**Supplied records:**
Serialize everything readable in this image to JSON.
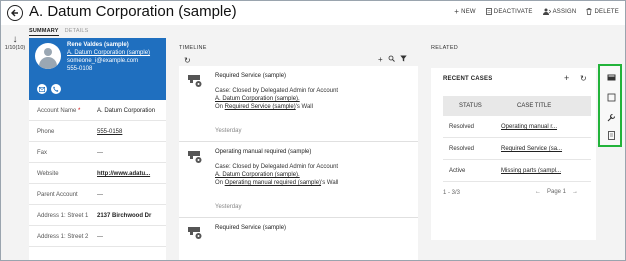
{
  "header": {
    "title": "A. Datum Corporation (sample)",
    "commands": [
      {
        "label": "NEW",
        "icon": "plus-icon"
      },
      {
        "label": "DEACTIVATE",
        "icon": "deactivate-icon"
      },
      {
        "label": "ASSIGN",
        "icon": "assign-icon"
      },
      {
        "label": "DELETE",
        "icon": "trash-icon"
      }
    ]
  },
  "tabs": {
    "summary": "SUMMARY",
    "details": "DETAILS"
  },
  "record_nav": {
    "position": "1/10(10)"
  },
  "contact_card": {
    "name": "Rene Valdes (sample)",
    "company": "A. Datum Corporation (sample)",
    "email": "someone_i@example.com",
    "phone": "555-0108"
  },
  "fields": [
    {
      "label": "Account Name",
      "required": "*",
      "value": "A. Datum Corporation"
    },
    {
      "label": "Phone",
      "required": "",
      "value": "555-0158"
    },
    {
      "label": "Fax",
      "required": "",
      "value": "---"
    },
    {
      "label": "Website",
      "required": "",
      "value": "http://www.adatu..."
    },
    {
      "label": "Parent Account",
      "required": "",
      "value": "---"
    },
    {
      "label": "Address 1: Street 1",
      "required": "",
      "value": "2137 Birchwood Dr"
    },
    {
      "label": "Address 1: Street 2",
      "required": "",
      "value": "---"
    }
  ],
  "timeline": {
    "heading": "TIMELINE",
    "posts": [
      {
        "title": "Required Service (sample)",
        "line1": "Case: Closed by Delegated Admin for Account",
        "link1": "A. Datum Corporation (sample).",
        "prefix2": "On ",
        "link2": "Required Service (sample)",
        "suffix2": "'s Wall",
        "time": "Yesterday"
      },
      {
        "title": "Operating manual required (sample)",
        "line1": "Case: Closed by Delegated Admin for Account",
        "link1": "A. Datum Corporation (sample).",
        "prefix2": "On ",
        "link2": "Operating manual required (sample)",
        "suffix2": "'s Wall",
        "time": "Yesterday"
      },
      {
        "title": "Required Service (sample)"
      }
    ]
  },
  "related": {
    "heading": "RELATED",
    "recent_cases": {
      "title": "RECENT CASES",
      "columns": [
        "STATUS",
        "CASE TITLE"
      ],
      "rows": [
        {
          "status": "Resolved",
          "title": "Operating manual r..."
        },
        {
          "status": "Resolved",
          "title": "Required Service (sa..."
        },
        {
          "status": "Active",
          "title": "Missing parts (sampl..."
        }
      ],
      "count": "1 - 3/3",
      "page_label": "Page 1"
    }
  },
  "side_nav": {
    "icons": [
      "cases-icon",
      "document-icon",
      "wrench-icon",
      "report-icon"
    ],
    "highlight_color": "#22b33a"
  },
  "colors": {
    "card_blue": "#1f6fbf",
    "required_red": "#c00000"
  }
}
* * *
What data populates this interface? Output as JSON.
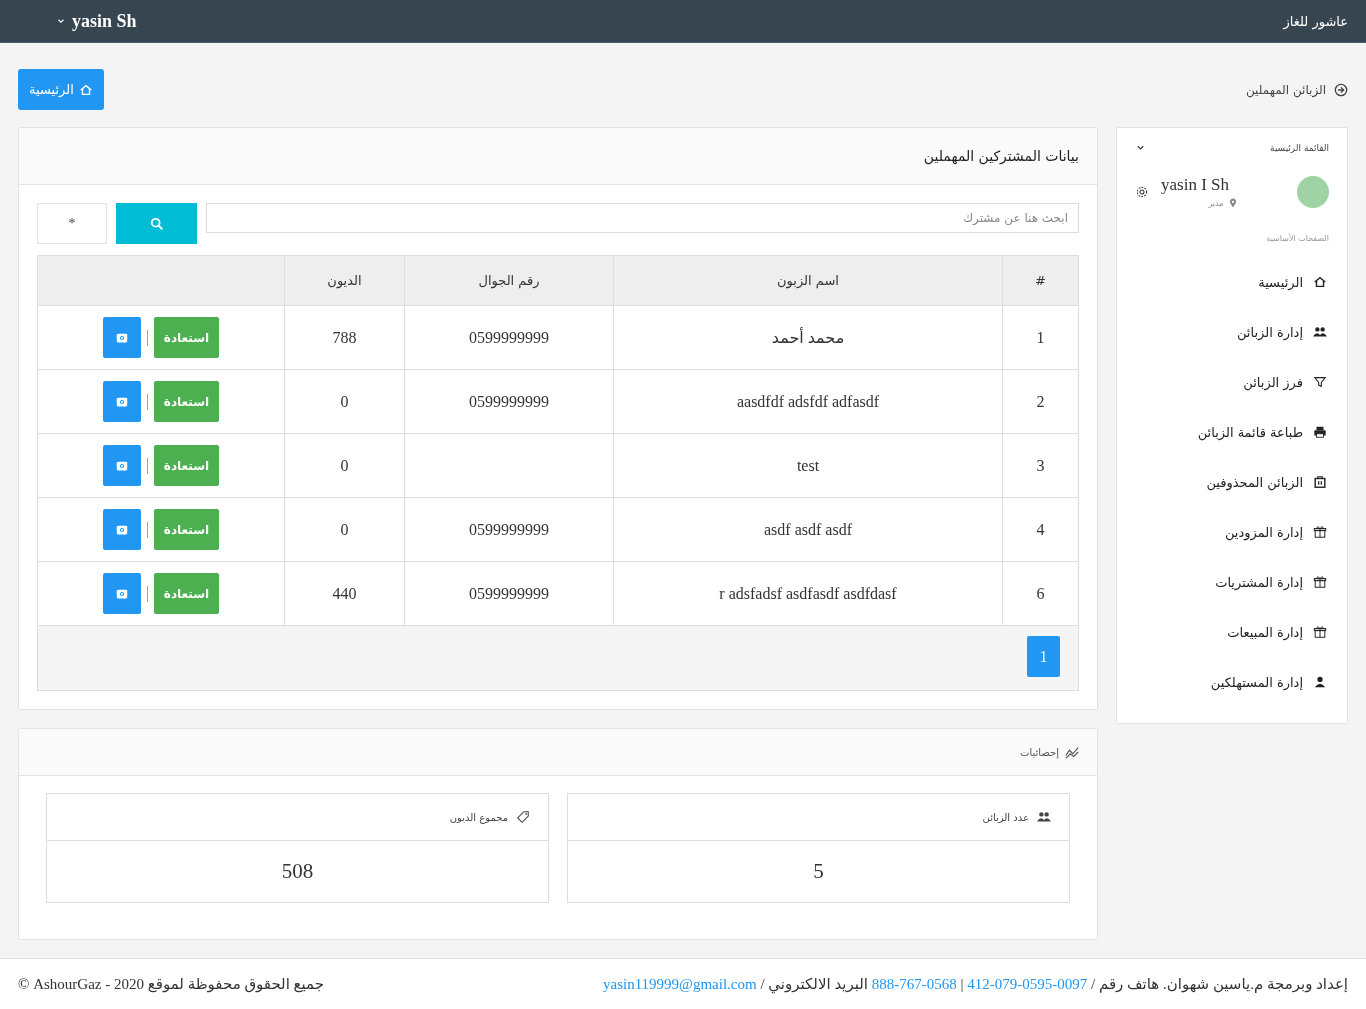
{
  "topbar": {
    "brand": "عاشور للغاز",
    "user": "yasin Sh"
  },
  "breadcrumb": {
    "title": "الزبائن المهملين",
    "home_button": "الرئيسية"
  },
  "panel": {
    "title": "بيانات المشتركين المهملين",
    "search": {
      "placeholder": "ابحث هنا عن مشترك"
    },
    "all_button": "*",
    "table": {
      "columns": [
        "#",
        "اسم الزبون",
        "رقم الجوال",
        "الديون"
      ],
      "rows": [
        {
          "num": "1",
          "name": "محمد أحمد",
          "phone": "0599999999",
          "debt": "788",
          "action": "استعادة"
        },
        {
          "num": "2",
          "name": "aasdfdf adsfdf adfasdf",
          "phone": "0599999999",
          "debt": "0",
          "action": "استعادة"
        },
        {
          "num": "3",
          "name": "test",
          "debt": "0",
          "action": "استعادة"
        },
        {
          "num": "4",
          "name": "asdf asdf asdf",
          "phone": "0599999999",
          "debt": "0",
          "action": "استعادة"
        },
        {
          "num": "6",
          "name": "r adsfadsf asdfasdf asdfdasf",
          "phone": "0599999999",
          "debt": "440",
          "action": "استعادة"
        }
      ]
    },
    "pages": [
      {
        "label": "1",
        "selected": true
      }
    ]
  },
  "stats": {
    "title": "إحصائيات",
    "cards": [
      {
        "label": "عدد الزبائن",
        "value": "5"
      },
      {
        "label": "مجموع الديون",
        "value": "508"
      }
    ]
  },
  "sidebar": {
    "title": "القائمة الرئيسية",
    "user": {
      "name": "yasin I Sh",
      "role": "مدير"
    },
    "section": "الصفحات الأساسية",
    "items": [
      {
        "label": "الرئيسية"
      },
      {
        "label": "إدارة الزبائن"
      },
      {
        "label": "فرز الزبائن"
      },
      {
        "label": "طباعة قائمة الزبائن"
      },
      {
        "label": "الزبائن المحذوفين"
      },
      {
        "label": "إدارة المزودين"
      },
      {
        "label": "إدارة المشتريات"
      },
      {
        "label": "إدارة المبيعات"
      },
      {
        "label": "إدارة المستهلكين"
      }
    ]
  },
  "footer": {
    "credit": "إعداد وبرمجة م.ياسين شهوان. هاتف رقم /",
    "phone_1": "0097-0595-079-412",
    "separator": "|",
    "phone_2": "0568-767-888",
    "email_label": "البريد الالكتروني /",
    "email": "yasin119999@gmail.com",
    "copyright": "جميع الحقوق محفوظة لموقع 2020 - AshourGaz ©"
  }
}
==
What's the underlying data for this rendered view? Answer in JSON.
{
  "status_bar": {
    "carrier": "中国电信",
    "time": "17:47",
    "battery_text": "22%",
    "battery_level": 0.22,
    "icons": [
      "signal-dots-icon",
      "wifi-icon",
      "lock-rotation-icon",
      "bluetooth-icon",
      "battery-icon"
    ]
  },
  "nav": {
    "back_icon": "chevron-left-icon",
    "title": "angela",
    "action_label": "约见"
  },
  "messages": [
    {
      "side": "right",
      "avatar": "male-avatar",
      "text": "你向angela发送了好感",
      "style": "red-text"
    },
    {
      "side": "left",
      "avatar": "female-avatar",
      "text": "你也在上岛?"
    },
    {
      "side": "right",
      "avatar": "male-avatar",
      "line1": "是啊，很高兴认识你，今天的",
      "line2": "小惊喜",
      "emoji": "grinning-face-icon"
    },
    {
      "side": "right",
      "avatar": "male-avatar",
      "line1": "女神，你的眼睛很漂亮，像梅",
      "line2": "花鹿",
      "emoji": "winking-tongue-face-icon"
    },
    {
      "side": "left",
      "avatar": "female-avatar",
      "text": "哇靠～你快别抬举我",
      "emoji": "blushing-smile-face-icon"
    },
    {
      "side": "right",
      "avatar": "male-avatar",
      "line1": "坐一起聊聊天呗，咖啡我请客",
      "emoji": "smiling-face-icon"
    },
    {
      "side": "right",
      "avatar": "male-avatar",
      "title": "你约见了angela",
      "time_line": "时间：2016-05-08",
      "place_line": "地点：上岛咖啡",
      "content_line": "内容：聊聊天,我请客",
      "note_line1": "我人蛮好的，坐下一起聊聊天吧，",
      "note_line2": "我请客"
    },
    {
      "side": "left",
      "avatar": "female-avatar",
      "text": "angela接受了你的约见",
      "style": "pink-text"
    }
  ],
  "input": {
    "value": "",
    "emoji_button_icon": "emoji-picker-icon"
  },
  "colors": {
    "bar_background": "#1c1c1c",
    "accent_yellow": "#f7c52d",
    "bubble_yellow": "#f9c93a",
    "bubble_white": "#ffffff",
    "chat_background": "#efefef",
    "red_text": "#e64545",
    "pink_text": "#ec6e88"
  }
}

**Request:** Give the number of lines in the entries that hold the word "What", and nothing else.

**Final answer:** 2